[Text shown]
Roundtable Recap: How to digitise a physical archive to work strategically with AI?

In an age of AI, what should someone digitising a physical archive consider before they begin? This question was at the heart of an online roundtable Open Knowledge hosted last week as part of our AI Learning Labs partnership with AVANCSO – the Association for the Advancement of Social Sciences in Guatemala – whose documentation centre is at risk.

The full recording is available with automatically generated subtitles above.

We heard from initiatives around the world that digitised archives of documents, photos, and audio, following different paths to preservation. Each told a story of breathing life into dusty archives by changing the way people are able to interact with the content.

AVANCSO’s documentation centre holds historical records of social and indigenous movements for human rights through decades of war in Central America. With Open Knowledge’s AI Learning Labs, anthropologist Alejandro Flores Aguilar is developing a plan for how to preserve its knowledge for future generations, including by using AI. So how should an organisation in the Global South consider digitisation, open source platforms, sustainability, governance, security risks, data and technological sovereignty?

[Information given]
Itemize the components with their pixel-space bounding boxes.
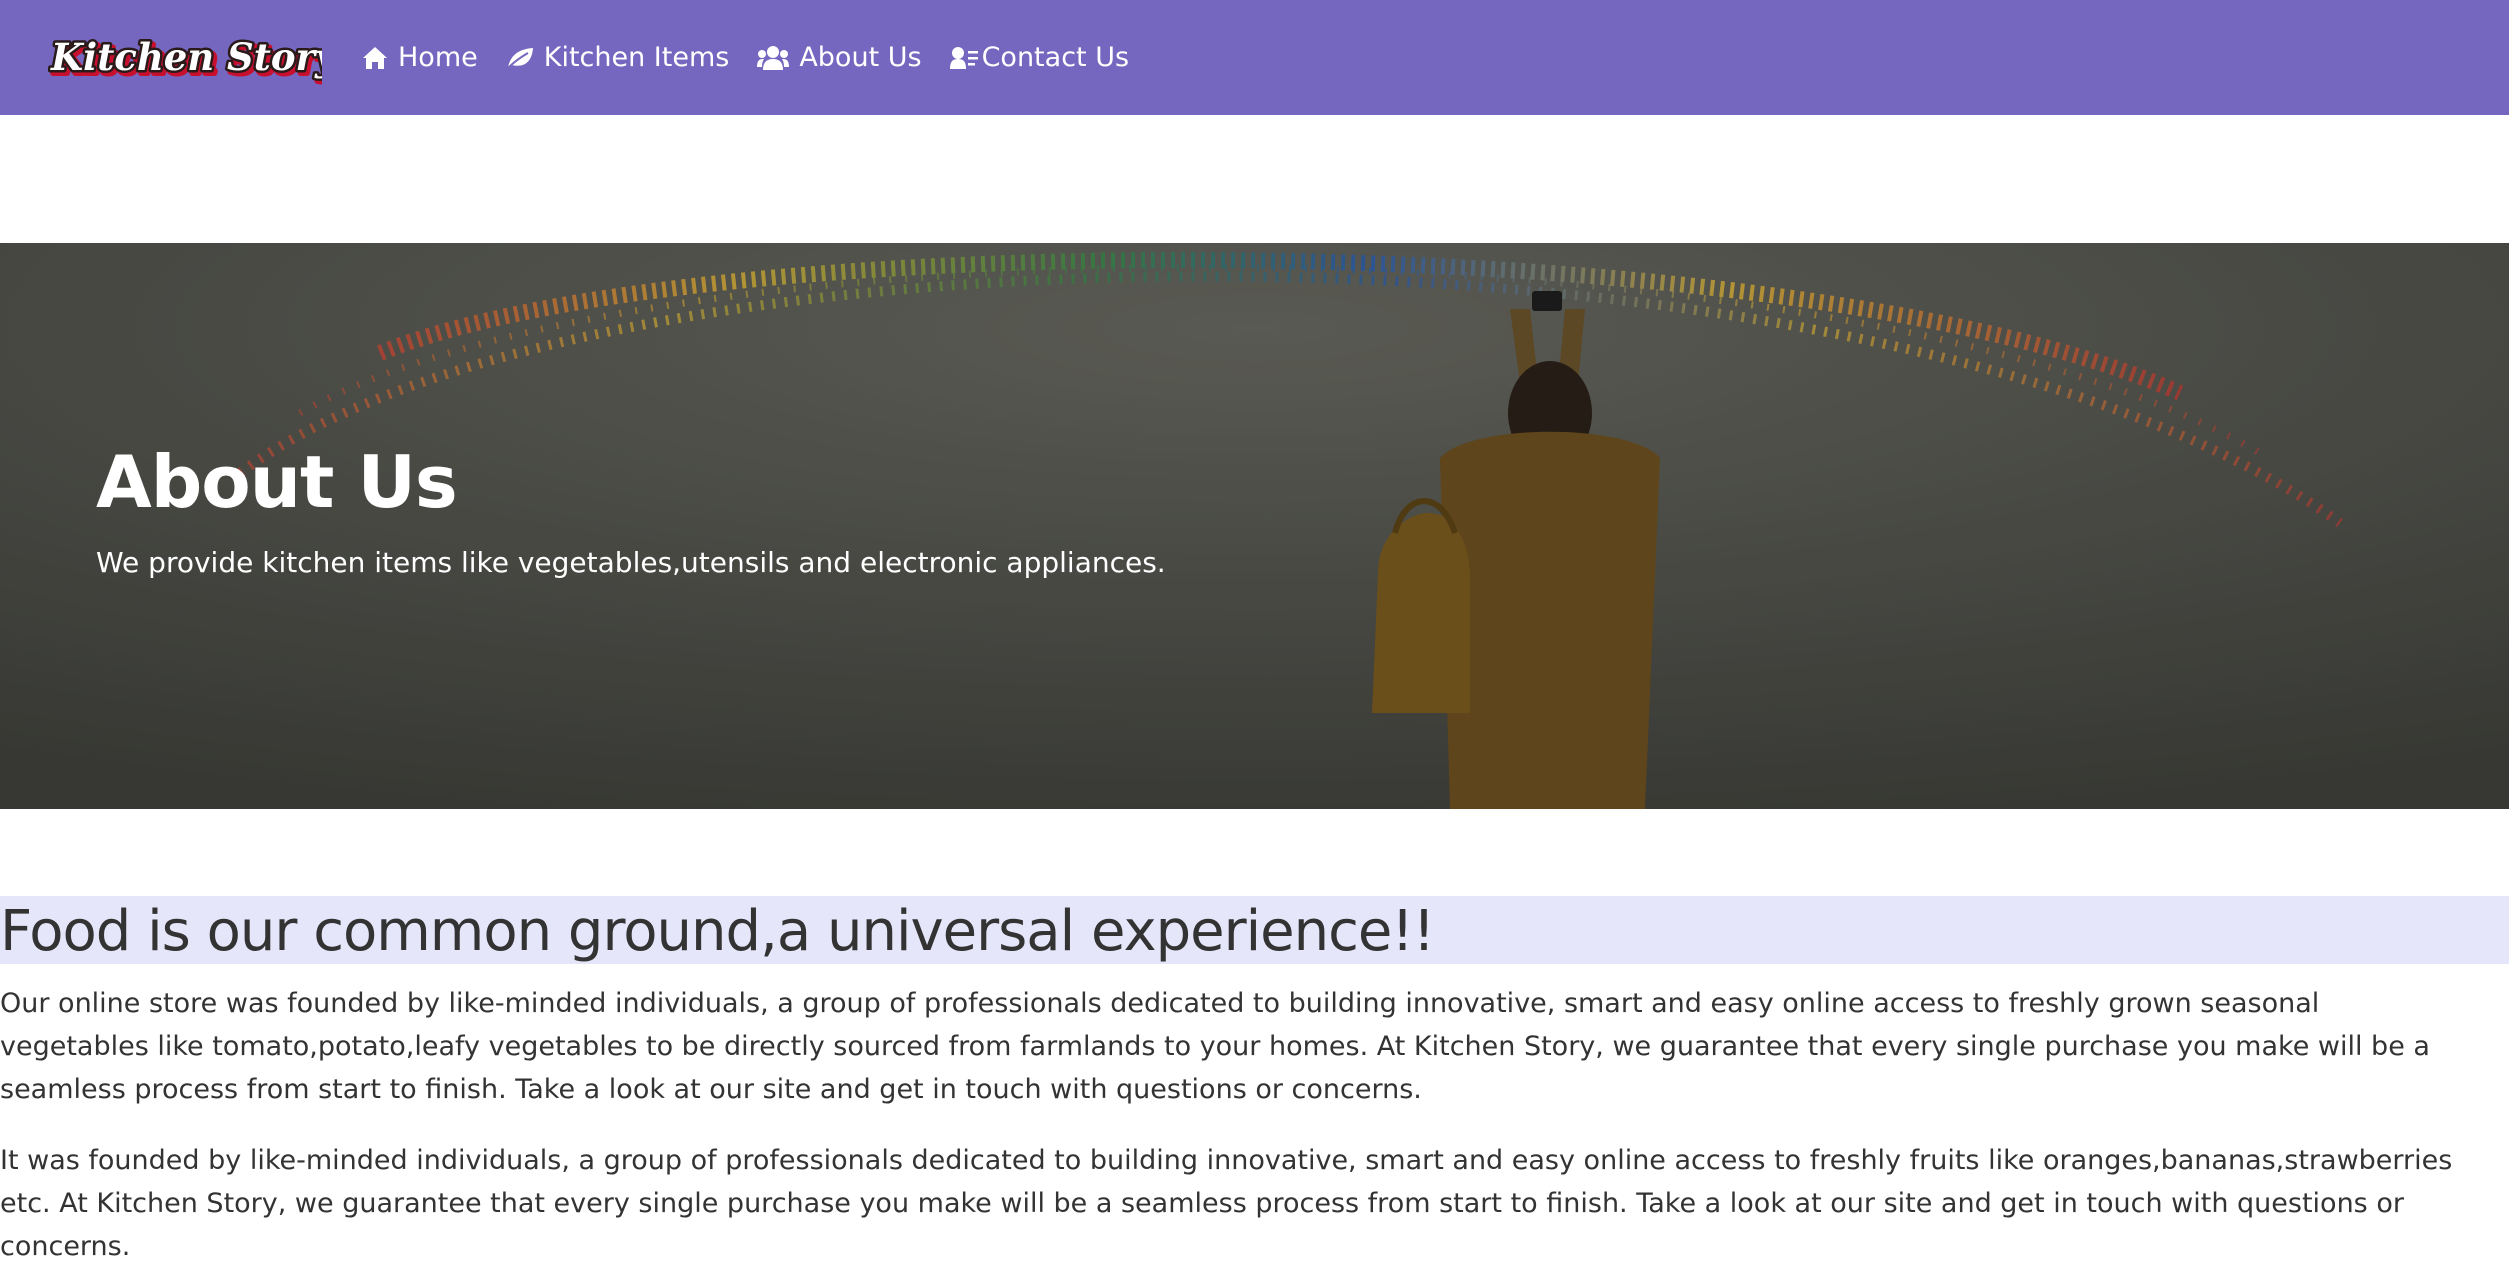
hero-background-image [0,243,2509,809]
section-heading: Food is our common ground,a universal ex… [0,899,1435,964]
nav-menu: Home Kitchen Items About Us Contact Us [362,0,1129,115]
users-icon [757,45,790,71]
about-paragraph: Our online store was founded by like-min… [0,988,2430,1105]
nav-item-label: Kitchen Items [543,42,730,73]
hero-title: About Us [96,440,458,524]
nav-item-contact-us[interactable]: Contact Us [949,42,1130,73]
nav-item-label: Contact Us [981,42,1130,73]
top-navbar: Kitchen Story Kitchen Story Kitchen Stor… [0,0,2509,115]
leaf-icon [506,46,534,70]
home-icon [362,46,388,70]
brand-logo-text: Kitchen Story [50,35,322,79]
nav-item-kitchen-items[interactable]: Kitchen Items [506,42,730,73]
user-list-icon [949,46,978,70]
nav-item-about-us[interactable]: About Us [757,42,922,73]
hero-banner: About Us We provide kitchen items like v… [0,243,2509,809]
nav-item-home[interactable]: Home [362,42,478,73]
brand-logo[interactable]: Kitchen Story Kitchen Story Kitchen Stor… [48,30,322,92]
nav-item-label: Home [398,42,478,73]
hero-subtitle: We provide kitchen items like vegetables… [96,546,1166,579]
nav-item-label: About Us [799,42,922,73]
about-paragraph: It was founded by like-minded individual… [0,1145,2453,1262]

[Exercise] Translate this sentence from the roundtable recap into Spanish: "AVANCSO’s documentation centre holds historical records of social and indigenous movements for human rights through decades of war in Central America."

[Complete answer] El centro de documentación de AVANCSO alberga registros históricos de los movimientos sociales e indígenas por los derechos humanos a lo largo de décadas de guerra en Centroamérica.